[Data listing]
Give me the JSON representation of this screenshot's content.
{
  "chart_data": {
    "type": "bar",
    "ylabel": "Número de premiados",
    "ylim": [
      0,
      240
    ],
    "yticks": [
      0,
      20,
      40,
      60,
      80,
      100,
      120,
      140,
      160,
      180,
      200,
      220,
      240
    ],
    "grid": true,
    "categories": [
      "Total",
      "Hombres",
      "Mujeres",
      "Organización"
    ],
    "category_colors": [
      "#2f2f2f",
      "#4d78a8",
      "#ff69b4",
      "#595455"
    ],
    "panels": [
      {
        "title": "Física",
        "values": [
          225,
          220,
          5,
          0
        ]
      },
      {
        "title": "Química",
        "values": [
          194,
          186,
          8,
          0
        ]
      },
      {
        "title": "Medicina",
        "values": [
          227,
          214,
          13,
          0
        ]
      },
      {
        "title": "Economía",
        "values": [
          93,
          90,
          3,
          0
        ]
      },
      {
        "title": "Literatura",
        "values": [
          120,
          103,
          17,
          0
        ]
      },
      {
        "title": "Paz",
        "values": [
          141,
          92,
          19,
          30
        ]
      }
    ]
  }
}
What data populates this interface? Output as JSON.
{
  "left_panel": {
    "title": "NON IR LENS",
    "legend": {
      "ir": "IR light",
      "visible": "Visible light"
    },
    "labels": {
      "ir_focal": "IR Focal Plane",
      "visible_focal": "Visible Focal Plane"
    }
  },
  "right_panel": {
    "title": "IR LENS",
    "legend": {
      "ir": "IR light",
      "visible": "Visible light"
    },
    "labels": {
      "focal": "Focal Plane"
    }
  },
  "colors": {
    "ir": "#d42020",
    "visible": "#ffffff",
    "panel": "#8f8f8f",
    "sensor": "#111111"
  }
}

> [Exercise goal]
Copy out the full material exactly as it appears.

> [Problem solution]
Give me the JSON representation of this screenshot's content.
{
  "chart_data": {
    "type": "bar",
    "ylabel": "Número de premiados",
    "ylim": [
      0,
      240
    ],
    "yticks": [
      0,
      20,
      40,
      60,
      80,
      100,
      120,
      140,
      160,
      180,
      200,
      220,
      240
    ],
    "grid": true,
    "categories": [
      "Total",
      "Hombres",
      "Mujeres",
      "Organización"
    ],
    "category_colors": [
      "#2f2f2f",
      "#4d78a8",
      "#ff69b4",
      "#595455"
    ],
    "panels": [
      {
        "title": "Física",
        "values": [
          225,
          220,
          5,
          0
        ]
      },
      {
        "title": "Química",
        "values": [
          194,
          186,
          8,
          0
        ]
      },
      {
        "title": "Medicina",
        "values": [
          227,
          214,
          13,
          0
        ]
      },
      {
        "title": "Economía",
        "values": [
          93,
          90,
          3,
          0
        ]
      },
      {
        "title": "Literatura",
        "values": [
          120,
          103,
          17,
          0
        ]
      },
      {
        "title": "Paz",
        "values": [
          141,
          92,
          19,
          30
        ]
      }
    ]
  }
}
What data populates this interface? Output as JSON.
{
  "left_panel": {
    "title": "NON IR LENS",
    "legend": {
      "ir": "IR light",
      "visible": "Visible light"
    },
    "labels": {
      "ir_focal": "IR Focal Plane",
      "visible_focal": "Visible Focal Plane"
    }
  },
  "right_panel": {
    "title": "IR LENS",
    "legend": {
      "ir": "IR light",
      "visible": "Visible light"
    },
    "labels": {
      "focal": "Focal Plane"
    }
  },
  "colors": {
    "ir": "#d42020",
    "visible": "#ffffff",
    "panel": "#8f8f8f",
    "sensor": "#111111"
  }
}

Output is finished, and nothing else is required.